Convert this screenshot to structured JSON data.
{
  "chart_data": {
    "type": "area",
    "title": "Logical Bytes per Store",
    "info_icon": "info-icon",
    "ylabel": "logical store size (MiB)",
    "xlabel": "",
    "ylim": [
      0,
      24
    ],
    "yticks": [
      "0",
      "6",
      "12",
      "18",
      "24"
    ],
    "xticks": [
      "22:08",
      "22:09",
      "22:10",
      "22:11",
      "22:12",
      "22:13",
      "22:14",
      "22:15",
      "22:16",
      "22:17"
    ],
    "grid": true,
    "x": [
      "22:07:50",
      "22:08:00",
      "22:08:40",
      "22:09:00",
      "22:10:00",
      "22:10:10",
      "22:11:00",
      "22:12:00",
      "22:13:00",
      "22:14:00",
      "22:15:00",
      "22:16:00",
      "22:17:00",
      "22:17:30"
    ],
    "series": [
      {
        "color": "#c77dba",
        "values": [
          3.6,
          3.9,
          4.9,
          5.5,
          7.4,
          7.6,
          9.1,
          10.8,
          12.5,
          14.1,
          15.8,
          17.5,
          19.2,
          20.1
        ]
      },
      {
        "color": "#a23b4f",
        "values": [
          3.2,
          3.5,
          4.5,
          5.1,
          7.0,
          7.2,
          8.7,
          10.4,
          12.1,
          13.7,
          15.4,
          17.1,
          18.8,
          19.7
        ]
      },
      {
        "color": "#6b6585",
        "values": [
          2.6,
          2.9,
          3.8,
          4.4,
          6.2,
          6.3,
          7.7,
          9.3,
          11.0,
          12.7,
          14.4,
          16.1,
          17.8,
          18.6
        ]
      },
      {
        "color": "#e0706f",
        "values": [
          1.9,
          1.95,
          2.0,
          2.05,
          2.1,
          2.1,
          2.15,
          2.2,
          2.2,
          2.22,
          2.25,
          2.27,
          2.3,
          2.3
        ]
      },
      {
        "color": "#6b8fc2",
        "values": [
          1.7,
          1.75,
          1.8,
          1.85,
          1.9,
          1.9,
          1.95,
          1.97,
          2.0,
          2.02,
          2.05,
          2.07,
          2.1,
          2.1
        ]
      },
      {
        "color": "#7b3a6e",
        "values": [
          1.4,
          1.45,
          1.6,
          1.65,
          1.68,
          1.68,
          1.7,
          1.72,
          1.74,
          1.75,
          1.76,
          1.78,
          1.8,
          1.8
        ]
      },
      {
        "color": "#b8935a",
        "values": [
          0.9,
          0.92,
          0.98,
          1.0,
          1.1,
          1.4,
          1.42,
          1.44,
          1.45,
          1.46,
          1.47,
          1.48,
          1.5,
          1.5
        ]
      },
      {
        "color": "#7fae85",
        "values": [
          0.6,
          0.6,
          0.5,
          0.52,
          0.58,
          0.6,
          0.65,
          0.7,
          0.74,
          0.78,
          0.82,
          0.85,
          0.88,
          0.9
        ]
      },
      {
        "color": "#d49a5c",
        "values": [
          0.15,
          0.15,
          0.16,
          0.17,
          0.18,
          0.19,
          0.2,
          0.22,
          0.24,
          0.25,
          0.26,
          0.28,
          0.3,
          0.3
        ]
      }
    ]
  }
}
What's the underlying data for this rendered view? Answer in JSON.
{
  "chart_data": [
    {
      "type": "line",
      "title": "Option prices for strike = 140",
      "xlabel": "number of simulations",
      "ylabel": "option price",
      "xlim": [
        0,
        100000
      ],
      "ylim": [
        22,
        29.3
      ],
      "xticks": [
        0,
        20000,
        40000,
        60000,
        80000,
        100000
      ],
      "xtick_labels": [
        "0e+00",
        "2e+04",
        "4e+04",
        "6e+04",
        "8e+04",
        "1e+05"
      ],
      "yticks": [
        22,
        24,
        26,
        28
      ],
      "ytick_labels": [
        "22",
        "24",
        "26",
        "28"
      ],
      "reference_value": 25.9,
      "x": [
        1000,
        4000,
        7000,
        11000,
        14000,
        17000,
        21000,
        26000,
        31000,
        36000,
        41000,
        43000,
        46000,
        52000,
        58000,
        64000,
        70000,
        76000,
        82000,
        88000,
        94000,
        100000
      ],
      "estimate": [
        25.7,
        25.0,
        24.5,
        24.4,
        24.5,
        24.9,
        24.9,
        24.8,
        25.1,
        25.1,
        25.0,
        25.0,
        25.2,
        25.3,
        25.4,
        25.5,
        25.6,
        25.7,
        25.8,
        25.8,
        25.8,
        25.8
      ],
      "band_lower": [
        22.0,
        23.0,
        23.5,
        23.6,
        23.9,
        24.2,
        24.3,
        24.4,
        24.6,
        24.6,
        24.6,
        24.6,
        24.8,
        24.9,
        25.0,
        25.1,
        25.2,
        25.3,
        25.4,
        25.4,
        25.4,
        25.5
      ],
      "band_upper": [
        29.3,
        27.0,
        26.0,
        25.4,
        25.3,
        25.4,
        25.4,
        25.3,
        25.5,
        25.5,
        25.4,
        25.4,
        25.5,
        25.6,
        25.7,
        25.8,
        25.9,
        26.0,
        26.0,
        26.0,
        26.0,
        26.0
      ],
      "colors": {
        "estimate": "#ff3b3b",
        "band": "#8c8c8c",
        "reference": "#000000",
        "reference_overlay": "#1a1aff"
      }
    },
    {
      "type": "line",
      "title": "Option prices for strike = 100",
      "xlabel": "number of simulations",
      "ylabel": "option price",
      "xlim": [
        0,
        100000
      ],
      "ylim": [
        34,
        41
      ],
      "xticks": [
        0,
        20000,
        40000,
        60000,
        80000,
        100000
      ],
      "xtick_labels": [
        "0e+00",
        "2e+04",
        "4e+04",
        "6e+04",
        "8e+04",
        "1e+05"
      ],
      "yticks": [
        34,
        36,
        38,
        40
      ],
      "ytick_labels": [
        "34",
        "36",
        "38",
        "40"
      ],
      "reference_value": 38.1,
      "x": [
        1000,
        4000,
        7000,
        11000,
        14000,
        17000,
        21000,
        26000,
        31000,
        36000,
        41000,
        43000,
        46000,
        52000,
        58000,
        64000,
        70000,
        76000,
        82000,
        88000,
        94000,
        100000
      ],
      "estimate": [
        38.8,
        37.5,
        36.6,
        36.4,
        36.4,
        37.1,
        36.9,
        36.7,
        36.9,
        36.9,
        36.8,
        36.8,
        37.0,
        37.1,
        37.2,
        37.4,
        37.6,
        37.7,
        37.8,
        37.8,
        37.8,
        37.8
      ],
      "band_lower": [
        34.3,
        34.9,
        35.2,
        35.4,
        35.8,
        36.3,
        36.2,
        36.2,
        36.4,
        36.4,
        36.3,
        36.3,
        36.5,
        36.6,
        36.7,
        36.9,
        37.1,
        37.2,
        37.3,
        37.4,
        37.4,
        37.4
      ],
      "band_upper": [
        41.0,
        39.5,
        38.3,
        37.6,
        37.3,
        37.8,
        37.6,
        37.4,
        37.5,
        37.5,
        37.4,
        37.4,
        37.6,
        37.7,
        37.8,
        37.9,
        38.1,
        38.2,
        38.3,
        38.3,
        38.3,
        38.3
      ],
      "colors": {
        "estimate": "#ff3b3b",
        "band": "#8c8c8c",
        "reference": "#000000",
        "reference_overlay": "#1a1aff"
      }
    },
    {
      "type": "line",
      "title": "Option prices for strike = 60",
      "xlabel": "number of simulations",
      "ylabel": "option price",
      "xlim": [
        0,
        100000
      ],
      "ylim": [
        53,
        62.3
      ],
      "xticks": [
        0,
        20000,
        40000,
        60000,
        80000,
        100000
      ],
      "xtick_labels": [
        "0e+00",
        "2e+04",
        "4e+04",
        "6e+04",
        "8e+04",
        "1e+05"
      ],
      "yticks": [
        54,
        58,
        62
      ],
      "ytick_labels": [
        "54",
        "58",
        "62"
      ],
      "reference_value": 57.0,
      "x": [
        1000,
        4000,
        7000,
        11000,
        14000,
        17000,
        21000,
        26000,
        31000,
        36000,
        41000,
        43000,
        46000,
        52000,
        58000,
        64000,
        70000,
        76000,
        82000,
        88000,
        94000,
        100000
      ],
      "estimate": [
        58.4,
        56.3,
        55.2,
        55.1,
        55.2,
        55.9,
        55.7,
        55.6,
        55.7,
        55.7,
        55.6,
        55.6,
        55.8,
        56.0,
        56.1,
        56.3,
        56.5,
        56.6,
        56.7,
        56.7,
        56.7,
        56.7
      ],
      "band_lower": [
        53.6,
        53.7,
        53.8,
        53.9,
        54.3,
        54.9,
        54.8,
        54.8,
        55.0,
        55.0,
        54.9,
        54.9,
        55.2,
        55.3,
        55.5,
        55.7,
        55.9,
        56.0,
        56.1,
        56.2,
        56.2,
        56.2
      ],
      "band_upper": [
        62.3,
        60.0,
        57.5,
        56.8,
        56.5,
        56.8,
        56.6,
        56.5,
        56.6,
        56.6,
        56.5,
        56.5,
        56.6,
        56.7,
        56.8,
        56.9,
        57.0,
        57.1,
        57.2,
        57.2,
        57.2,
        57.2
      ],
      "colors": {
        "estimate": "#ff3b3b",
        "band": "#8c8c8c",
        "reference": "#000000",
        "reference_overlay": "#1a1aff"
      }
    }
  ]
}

## [Written exercise]
Pick out the lines that have the word "title". Copy them all.

## [Task solution]
    "title": "Logical Bytes per Store",
      "title": "Option prices for strike = 140",
      "title": "Option prices for strike = 100",
      "title": "Option prices for strike = 60",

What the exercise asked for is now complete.